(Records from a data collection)
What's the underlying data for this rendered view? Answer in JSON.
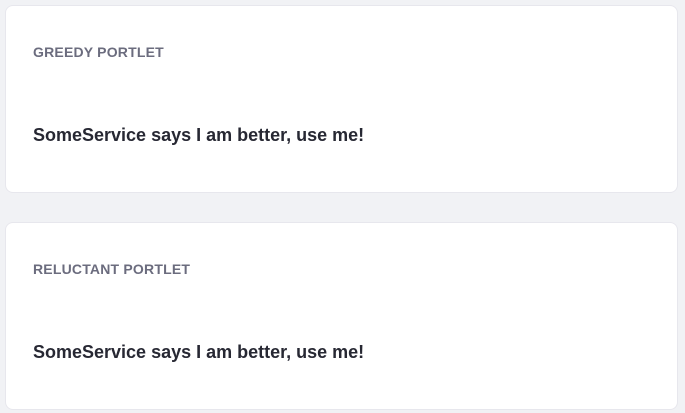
{
  "portlets": [
    {
      "title": "GREEDY PORTLET",
      "message": "SomeService says I am better, use me!"
    },
    {
      "title": "RELUCTANT PORTLET",
      "message": "SomeService says I am better, use me!"
    }
  ]
}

=== TASK GOAL ===
Reproduce the entries above exactly. Do not include the images.

=== RESULT OF THE EXERCISE ===
What's the underlying data for this rendered view? Answer in JSON.
{
  "portlets": [
    {
      "title": "GREEDY PORTLET",
      "message": "SomeService says I am better, use me!"
    },
    {
      "title": "RELUCTANT PORTLET",
      "message": "SomeService says I am better, use me!"
    }
  ]
}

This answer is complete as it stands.